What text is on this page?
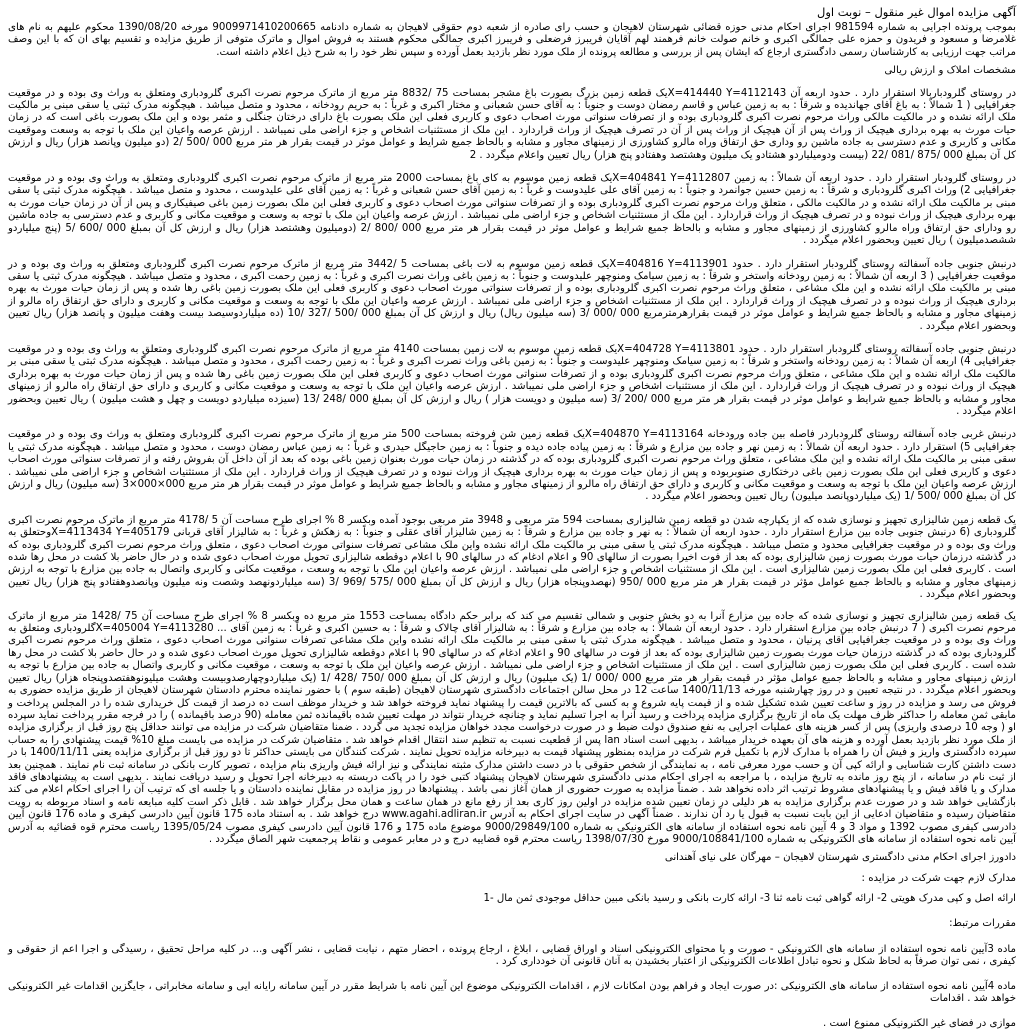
آگهی مزایده اموال غیر منقول – نوبت اول

بموجب پرونده اجرایی به شماره 981594 اجرای احکام مدنی حوزه قضائی شهرستان لاهیجان و حسب رای صادره از شعبه دوم حقوقی لاهیجان به شماره دادنامه 9009971410200665 مورخه 1390/08/20 محکوم علیهم به نام های غلامرضا و مسعود و فریدون و حمزه علی جمالگی اکبری و خانم صولت خانم فرهمند لهم آقایان فریبرز فرضعلی و فریبرز اکبری جمالگی محکوم هستند به فروش اموال و ماترک متوفی از طریق مزایده و تقسیم بهای ان که با این وصف مراتب جهت ارزیابی به کارشناسان رسمی دادگستری ارجاع که ایشان پس از بررسی و مطالعه پرونده از ملک مورد نظر بازدید بعمل آورده و سپس نظر خود را به شرح ذیل اعلام داشته است.

مشخصات املاک و ارزش ریالی

در روستای گلرودبار‌بالا استقرار دارد . حدود اربعه آن X=414440 Y=4112143یک قطعه زمین بزرگ بصورت باغ مشجر بمساحت 75 /8832 متر مربع از ماترک مرحوم نصرت اکبری گلرودباری ومتعلق به وراث وی بوده و در موقعیت جغرافیایی ( 1 شمالاً : به باغ آقای جهانديده و شرقاً : به به زمین عباس و قاسم رمضان دوست و جنوباً : به آقای حسن شعبانی و مختار اکبری و غرباً : به حریم رودخانه ، محدود و متصل میباشد . هیچگونه مدرک ثبتی یا سقی مبنی بر مالکیت ملک ارائه نشده و در مالکیت مالکی وراث مرحوم نصرت اکبری گلرودباری بوده و از تصرفات سنواتی مورث اصحاب دعوی و کاربری فعلی این ملک بصورت باغ دارای درختان جنگلی و مثمر بوده و این ملک بصورت باغی است که در زمان حیات مورث به بهره برداری هیچیک از وراث پس از آن هیچیک از وراث پس از آن در تصرف هیچیک از وراث قراردارد . این ملک از مستثنیات اشخاص و جزء اراضی ملی نمیباشد . ارزش عرصه واعیان این ملک با توجه به وسعت وموقعیت مکانی و کاربری و عدم دسترسی به جاده ماشین رو وداری حق ارتفاق وراه مالرو کشاورزی از زمینهای مجاور و مشابه و بالحاظ جمیع شرایط و عوامل موثر در قیمت بقرار هر متر مربع 000 /500 /2 (دو میلیون وپانصد هزار) ریال و ارزش کل آن بمبلغ 000 /875 /081 /22 (بیست ودومیلیاردو هشتادو یک میلیون وهشتصد وهفتادو پنج هزار) ریال تعیین واعلام میگردد . 2

در روستای گلرودبار استقرار دارد . حدود اربعه آن شمالاً : به زمین X=404841 Y=4112807یک قطعه زمین موسوم به کای باغ بمساحت 2000 متر مربع از ماترک مرحوم نصرت اکبری گلرودباری ومتعلق به وراث وی بوده و در موقعیت جغرافیایی 2) وراث اکبری گلرودباری و شرقاً : به زمین حسین جوانمرد و جنوباً : به زمین آقای علی علیدوست و غرباً : به زمین آقای حسن شعبانی و غرباً : به زمین آقای علی علیدوست ، محدود و متصل میباشد . هیچگونه مدرک ثبتی یا سقی مبنی بر مالکیت ملک ارائه نشده و در مالکیت مالکی ، متعلق وراث مرحوم نصرت اکبری گلرودباری بوده و از تصرفات سنواتی مورث اصحاب دعوی و کاربری فعلی این ملک بصورت زمین باغی صیفیکاری و پس از آن در زمان حیات مورث به بهره برداری هیچیک از وراث نبوده و در تصرف هیچیک از وراث قراردارد . این ملک از مستثنیات اشخاص و جزء اراضی ملی نمیباشد . ارزش عرصه واعیان این ملک با توجه به وسعت و موقعیت مکانی و کاربری و عدم دسترسی به جاده ماشین رو ودارای حق ارتفاق وراه مالرو کشاورزی از زمینهای مجاور و مشابه و بالحاظ جمیع شرایط و عوامل موثر در قیمت بقرار هر متر مربع 000 /800 /2 (دومیلیون وهشتصد هزار) ریال و ارزش کل آن بمبلغ 000 /600 /5 (پنج میلیاردو ششصدمیلیون ) ریال تعیین وبحضور اعلام میگردد .

درنبش جنوبی جاده آسفالته روستای گلرودبار استقرار دارد . حدود X=404816 Y=4113901یک قطعه زمین موسوم به لات باغی بمساحت 5 /3442 متر مربع از ماترک مرحوم نصرت اکبری گلرودباری ومتعلق به وراث وی بوده و در موقعیت جغرافیایی ( 3 اربعه آن شمالاً : به زمین رودخانه واستخر و شرقاً : به زمین سیامک ومنوچهر علیدوست و جنوباً : به زمین باغی وراث نصرت اکبری و غرباً : به زمین رحمت اکبری ، محدود و متصل میباشد . هیچگونه مدرک ثبتی یا سقی مبنی بر مالکیت ملک ارائه نشده و این ملک مشاعی ، متعلق وراث مرحوم نصرت اکبری گلرودباری بوده و از تصرفات سنواتی مورث اصحاب دعوی و کاربری فعلی این ملک بصورت زمین باغی رها شده و پس از زمان حیات مورث به بهره برداری هیچیک از وراث نبوده و در تصرف هیچیک از وراث قراردارد . این ملک از مستثنیات اشخاص و جزء اراضی ملی نمیباشد . ارزش عرصه واعیان این ملک با توجه به وسعت و موقعیت مکانی و کاربری و دارای حق ارتفاق راه مالرو از زمینهای مجاور و مشابه و بالحاظ جمیع شرایط و عوامل موثر در قیمت بقرارهرمترمربع 000 /000 /3 (سه میلیون ریال) ریال و ارزش کل آن بمبلغ 000 /500 /327 /10 (ده میلیاردوسیصد بیست وهفت میلیون و پانصد هزار) ریال تعیین وبحضور اعلام میگردد .

درنبش جنوبی جاده آسفالته روستای گلرودبار استقرار دارد . حدود X=404728 Y=4113801یک قطعه زمین موسوم به لات زمین بمساحت 4140 متر مربع از ماترک مرحوم نصرت اکبری گلرودباری ومتعلق به وراث وی بوده و در موقعیت جغرافیایی 4) اربعه آن شمالاً : به زمین رودخانه واستخر و شرقاً : به زمین سیامک ومنوچهر علیدوست و جنوباً : به زمین باغی وراث نصرت اکبری و غرباً : به زمین رحمت اکبری ، محدود و متصل میباشد . هیچگونه مدرک ثبتی یا سقی مبنی بر مالکیت ملک ارائه نشده و این ملک مشاعی ، متعلق وراث مرحوم نصرت اکبری گلرودباری بوده و از تصرفات سنواتی مورث اصحاب دعوی و کاربری فعلی این ملک بصورت زمین باغی رها شده و پس از زمان حیات مورث به بهره برداری هیچیک از وراث نبوده و در تصرف هیچیک از وراث قراردارد . این ملک از مستثنیات اشخاص و جزء اراضی ملی نمیباشد . ارزش عرصه واعیان این ملک با توجه به وسعت و موقعیت مکانی و کاربری و دارای حق ارتفاق راه مالرو از زمینهای مجاور و مشابه و بالحاظ جمیع شرایط و عوامل موثر در قیمت بقرار هر متر مربع 000 /200 /3 (سه میلیون و دویست هزار ) ریال و ارزش کل آن بمبلغ 000 /248 /13 (سیزده میلیاردو دویست و چهل و هشت میلیون ) ریال تعیین وبحضور اعلام میگردد .

درنبش غربی جاده آسفالته روستای گلرودباردر فاصله بین جاده ورودخانه X=404870 Y=4113164یک قطعه زمین شن فروخته بمساحت 500 متر مربع از ماترک مرحوم نصرت اکبری گلرودباری ومتعلق به وراث وی بوده و در موقعیت جغرافیایی 5) استقرار دارد . حدود اربعه آن شمالاً : به زمین نهر و جاده بین مزارع و شرقاً : به زمین پیاده جاده دیده و جنوباً : به زمین حاجیگل حیدری و غرباً : به زمین عباس رمضان دوست ، محدود و متصل میباشد . هیچگونه مدرک ثبتی یا سقی مبنی بر مالکیت ملک ارائه نشده و این ملک مشاعی ، متعلق وراث مرحوم نصرت اکبری گلرودباری بوده که در گذشته در زمان حیات مورث بعنوان زمین باغی بوده که بعد از آن داخل آن بفروش رفته و از تصرفات سنواتی مورث اصحاب دعوی و کاربری فعلی این ملک بصورت زمین باغی درختکاری صنوبربوده و پس از زمان حیات مورث به بهره برداری هیچیک از وراث نبوده و در تصرف هیچیک از وراث قراردارد . این ملک از مستثنیات اشخاص و جزء اراضی ملی نمیباشد . ارزش عرصه واعیان این ملک با توجه به وسعت و موقعیت مکانی و کاربری و دارای حق ارتفاق راه مالرو از زمینهای مجاور و مشابه و بالحاظ جمیع شرایط و عوامل موثر در قیمت بقرار هر متر مربع 000×000×3 (سه میلیون) ریال و ارزش کل آن بمبلغ 000 /500 /1 (یک میلیاردوپانصد میلیون) ریال تعیین وبحضور اعلام میگردد .

یک قطعه زمین شالیزاری تجهیز و نوسازی شده که از یکپارچه شدن دو قطعه زمین شالیزاری بمساحت 594 متر مربعی و 3948 متر مربعی بوجود آمده وبکسر 8 % اجرای طرح مساحت آن 5 /4178 متر مربع از ماترک مرحوم نصرت اکبری گلرودباری (6 درنبش جنوبی جاده بین مزارع استقرار دارد . حدود اربعه آن شمالاً : به نهر و جاده بین مزارع و شرقاً : به زمین شالیزار آقای عقلی و جنوباً : به زهکش و غرباً : به شالیزار آقای قربانی X=4113434 Y=405179وحتعلق به وراث وی بوده و در موقعیت جغرافیایی محدود و متصل میباشد . هیچگونه مدرک ثبتی یا سقی مبنی بر مالکیت ملک ارائه نشده واین ملک مشاعی تصرفات سنواتی مورث اصحاب دعوی ، متعلق وراث مرحوم نصرت اکبری گلرودباری بوده که در گذشته درزمان حیات مورث بصورت زمین شالیزاری بوده که بعد از فوت اخیرا بصورت از سالهای 90 و اعلام ادغام که در سالهای 90 با اعلام دوقطعه شالیزاری تحویل مورث اصحاب دعوی شده و در حال حاضر بلا کشت در محل رها شده است . کاربری فعلی این ملک بصورت زمین شالیزاری است . این ملک از مستثنیات اشخاص و جزء اراضی ملی نمیباشد . ارزش عرصه واعیان این ملک با توجه به وسعت ، موقعیت مکانی و کاربری واتصال به جاده بین مزارع با توجه به ارزش زمینهای مجاور و مشابه و بالحاظ جمیع عوامل مؤثر در قیمت بقرار هر متر مربع 000 /950 (نهصدوپنجاه هزار) ریال و ارزش کل آن بمبلغ 000 /575 /969 /3 (سه میلیاردونهصد وشصت ونه میلیون وپانصدوهفتادو پنج هزار) ریال تعیین وبحضور اعلام میگردد .

یک قطعه زمین شالیزاری تجهیز و نوسازی شده که جاده بین مزارع آنرا به دو بخش جنوبی و شمالی تقسیم می کند که برابر حکم دادگاه بمساحت 1553 متر مربع ده وبکسر 8 % اجرای طرح مساحت آن 75 /1428 متر مربع از ماترک مرحوم نصرت اکبری ( 7 درنبش جاده بین مزارع استقرار دارد . حدود اربعه آن شمالاً : به جاده بین مزارع و شرقاً : به شالیزار آقای چالاک و شرقاً : به حسین اکبری و غرباً : به زمین آقای ... X=405004 Y=4113280گلرودباری ومتعلق به وراث وی بوده و در موقعیت جغرافیایی آقای پرنیان ، محدود و متصل میباشد . هیچگونه مدرک ثبتی یا سقی مبنی بر مالکیت ملک ارائه نشده واین ملک مشاعی تصرفات سنواتی مورث اصحاب دعوی ، متعلق وراث مرحوم نصرت اکبری گلرودباری بوده که در گذشته درزمان حیات مورث بصورت زمین شالیزاری بوده که بعد از فوت در سالهای 90 و اعلام ادغام که در سالهای 90 با اعلام دوقطعه شالیزاری تحویل مورث اصحاب دعوی شده و در حال حاضر بلا کشت در محل رها شده است . کاربری فعلی این ملک بصورت زمین شالیزاری است . این ملک از مستثنیات اشخاص و جزء اراضی ملی نمیباشد . ارزش عرصه واعیان این ملک با توجه به وسعت ، موقعیت مکانی و کاربری واتصال به جاده بین مزارع با توجه به ارزش زمینهای مجاور و مشابه و بالحاظ جمیع عوامل مؤثر در قیمت بقرار هر متر مربع 000 /000 /1 (یک میلیون) ریال و ارزش کل آن بمبلغ 000 /750 /428 /1 (یک میلیاردوچهارصدوبیست وهشت میلیونوهفتصدوپنجاه هزار) ریال تعیین وبحضور اعلام میگردد . در نتیجه تعیین و در روز چهارشنبه مورخه 1400/11/13 ساعت 12 در محل سالن اجتماعات دادگستری شهرستان لاهیجان (طبقه سوم ) با حضور نماینده محترم دادستان شهرستان لاهیجان از طریق مزایده حضوری به فروش می رسد و مزایده در روز و ساعت تعیین شده تشکیل شده و از قیمت پایه شروع و به کسی که بالاترین قیمت را پیشنهاد نماید فروخته خواهد شد و خریدار موظف است ده درصد از قیمت کل خریداری شده را در المجلس پرداخت و مابقی ثمن معامله را حداکثر ظرف مهلت یک ماه از تاریخ برگزاری مزایده پرداخت و رسید آنرا به اجرا تسلیم نماید و چنانچه خریدار نتواند در مهلت تعیین شده باقیمانده ثمن معامله (90 درصد باقیمانده ) را در فرجه مقرر پرداخت نماید سپرده او ( وجه 10 درصدی واریزی) پس از کسر هزینه های عملیات اجرایی به نفع صندوق دولت ضبط و در صورت درخواست مجدد خواهان مزایده تجدید می گردد . ضمنا متقاضیان شرکت در مزایده می توانند حداقل پنج روز قبل از برگزاری مزایده از ملک مورد نظر بازدید بعمل آورده و هزینه های آن بعهده خریدار میباشد ، بدیهی است اسناد lan پس از قطعیت نسبت به تنظیم سند انتقال اقدام خواهد شد . متقاضیان شرکت در مزایده می بایست مبلغ 10% قیمت پیشنهادی را به حساب سپرده دادگستری واریز و فیش آن را همراه با مدارک لازم با تکمیل فرم شرکت در مزایده بمنظور پیشنهاد قیمت به دبیرخانه مزایده تحویل نمایند . شرکت کنندگان می بایستی حداکثر تا دو روز قبل از برگزاری مزایده یعنی 1400/11/11 با در دست داشتن کارت شناسایی و ارائه کپی آن و حسب مورد معرفی نامه ، به نمایندگی از شخص حقوقی با در دست داشتن مدارک مثبته نمایندگی و نیز ارائه فیش واریزی بنام مزایده ، تصویر کارت بانکی در سامانه ثبت نام نمایند . همچنین بعد از ثبت نام در سامانه ، از پنج روز مانده به تاریخ مزایده ، با مراجعه به اجرای احکام مدنی دادگستری شهرستان لاهیجان پیشنهاد کتبی خود را در پاکت دربسته به دبیرخانه اجرا تحویل و رسید دریافت نمایند . بدیهی است به پیشنهادهای فاقد مدارک و یا فاقد فیش و یا پیشنهادهای مشروط ترتیب اثر داده نخواهد شد . ضمناً مزایده به صورت حضوری از همان آغاز نمی باشد . پیشنهادها در روز مزایده در مقابل نماینده دادستان و یا جلسه ای که ترتیب آن را اجرای احکام اعلام می کند بازگشایی خواهد شد و در صورت عدم برگزاری مزایده به هر دلیلی در زمان تعیین شده مزایده در اولین روز کاری بعد از رفع مانع در همان ساعت و همان محل برگزار خواهد شد . قابل ذکر است کلیه مبایعه نامه و اسناد مربوطه به رویت متقاضیان رسیده و متقاضیان ادعایی از این بابت نسبت به قبول یا رد آن ندارند . ضمناً آگهی در سایت اجرای احکام به آدرس www.agahi.adliran.ir درج خواهد شد . به استناد ماده 175 قانون آیین دادرسی کیفری و ماده 176 قانون آیین دادرسی کیفری مصوب 1392 و مواد 3 و 4 آیین نامه نحوه استفاده از سامانه های الکترونیکی به شماره 9000/29849/100 موضوع ماده 175 و 176 قانون آیین دادرسی کیفری مصوب 1395/05/24 ریاست محترم قوه قضائیه به آدرس آیین نامه نحوه استفاده از سامانه های الکترونیکی به شماره 9000/108841/100 مورخ 1398/07/30 ریاست محترم قوه قضاییه درج و در معابر عمومی و نقاط پرجمعیت شهر الصاق میگردد .

دادورز اجرای احکام مدنی دادگستری شهرستان لاهیجان – مهرگان علی نیای آهندانی

مدارک لازم جهت شرکت در مزایده :

ارائه اصل و کپی مدرک هویتی 2- ارائه گواهی ثبت نامه ثنا 3- ارائه کارت بانکی و رسید بانکی مبین حداقل موجودی ثمن مال -1

مقررات مرتبط:

ماده 3آیین نامه نحوه استفاده از سامانه های الکترونیکی - صورت و یا محتوای الکترونیکی اسناد و اوراق قضایی ، ابلاغ ، ارجاع پرونده ، احضار متهم ، نیابت قضایی ، نشر آگهی و... در کلیه مراحل تحقیق ، رسیدگی و اجرا اعم از حقوقی و کیفری ، نمی توان صرفاً به لحاظ شکل و نحوه تبادل اطلاعات الکترونیکی از اعتبار بخشیدن به آنان قانونی آن خودداری کرد .

ماده 4آیین نامه نحوه استفاده از سامانه های الکترونیکی :در صورت ایجاد و فراهم بودن امکانات لازم ، اقدامات الکترونیکی موضوع این آیین نامه با شرایط مقرر در آیین سامانه رایانه ایی و سامانه مخابراتی ، جایگزین اقدامات غیر الکترونیکی خواهد شد . اقدامات

موازی در فضای غیر الکترونیکی ممنوع است .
━━━━━━
**TO DO:**
Pull every line holding "وراه" out of the records.

**RESULT OF THIS EXERCISE:**
در روستای گلرودبار‌بالا استقرار دارد . حدود اربعه آن X=414440 Y=4112143یک قطعه زمین بزرگ بصورت باغ مشجر بمساحت 75 /8832 متر مربع از ماترک مرحوم نصرت اکبری گلرودباری ومتعلق به وراث وی بوده و در موقعیت جغرافیایی ( 1 شمالاً : به باغ آقای جهانديده و شرقاً : به به زمین عباس و قاسم رمضان دوست و جنوباً : به آقای حسن شعبانی و مختار اکبری و غرباً : به حریم رودخانه ، محدود و متصل میباشد . هیچگونه مدرک ثبتی یا سقی مبنی بر مالکیت ملک ارائه نشده و در مالکیت مالکی وراث مرحوم نصرت اکبری گلرودباری بوده و از تصرفات سنواتی مورث اصحاب دعوی و کاربری فعلی این ملک بصورت باغ دارای درختان جنگلی و مثمر بوده و این ملک بصورت باغی است که در زمان حیات مورث به بهره برداری هیچیک از وراث پس از آن هیچیک از وراث پس از آن در تصرف هیچیک از وراث قراردارد . این ملک از مستثنیات اشخاص و جزء اراضی ملی نمیباشد . ارزش عرصه واعیان این ملک با توجه به وسعت وموقعیت مکانی و کاربری و عدم دسترسی به جاده ماشین رو وداری حق ارتفاق وراه مالرو کشاورزی از زمینهای مجاور و مشابه و بالحاظ جمیع شرایط و عوامل موثر در قیمت بقرار هر متر مربع 000 /500 /2 (دو میلیون وپانصد هزار) ریال و ارزش کل آن بمبلغ 000 /875 /081 /22 (بیست ودومیلیاردو هشتادو یک میلیون وهشتصد وهفتادو پنج هزار) ریال تعیین واعلام میگردد . 2
در روستای گلرودبار استقرار دارد . حدود اربعه آن شمالاً : به زمین X=404841 Y=4112807یک قطعه زمین موسوم به کای باغ بمساحت 2000 متر مربع از ماترک مرحوم نصرت اکبری گلرودباری ومتعلق به وراث وی بوده و در موقعیت جغرافیایی 2) وراث اکبری گلرودباری و شرقاً : به زمین حسین جوانمرد و جنوباً : به زمین آقای علی علیدوست و غرباً : به زمین آقای حسن شعبانی و غرباً : به زمین آقای علی علیدوست ، محدود و متصل میباشد . هیچگونه مدرک ثبتی یا سقی مبنی بر مالکیت ملک ارائه نشده و در مالکیت مالکی ، متعلق وراث مرحوم نصرت اکبری گلرودباری بوده و از تصرفات سنواتی مورث اصحاب دعوی و کاربری فعلی این ملک بصورت زمین باغی صیفیکاری و پس از آن در زمان حیات مورث به بهره برداری هیچیک از وراث نبوده و در تصرف هیچیک از وراث قراردارد . این ملک از مستثنیات اشخاص و جزء اراضی ملی نمیباشد . ارزش عرصه واعیان این ملک با توجه به وسعت و موقعیت مکانی و کاربری و عدم دسترسی به جاده ماشین رو ودارای حق ارتفاق وراه مالرو کشاورزی از زمینهای مجاور و مشابه و بالحاظ جمیع شرایط و عوامل موثر در قیمت بقرار هر متر مربع 000 /800 /2 (دومیلیون وهشتصد هزار) ریال و ارزش کل آن بمبلغ 000 /600 /5 (پنج میلیاردو ششصدمیلیون ) ریال تعیین وبحضور اعلام میگردد .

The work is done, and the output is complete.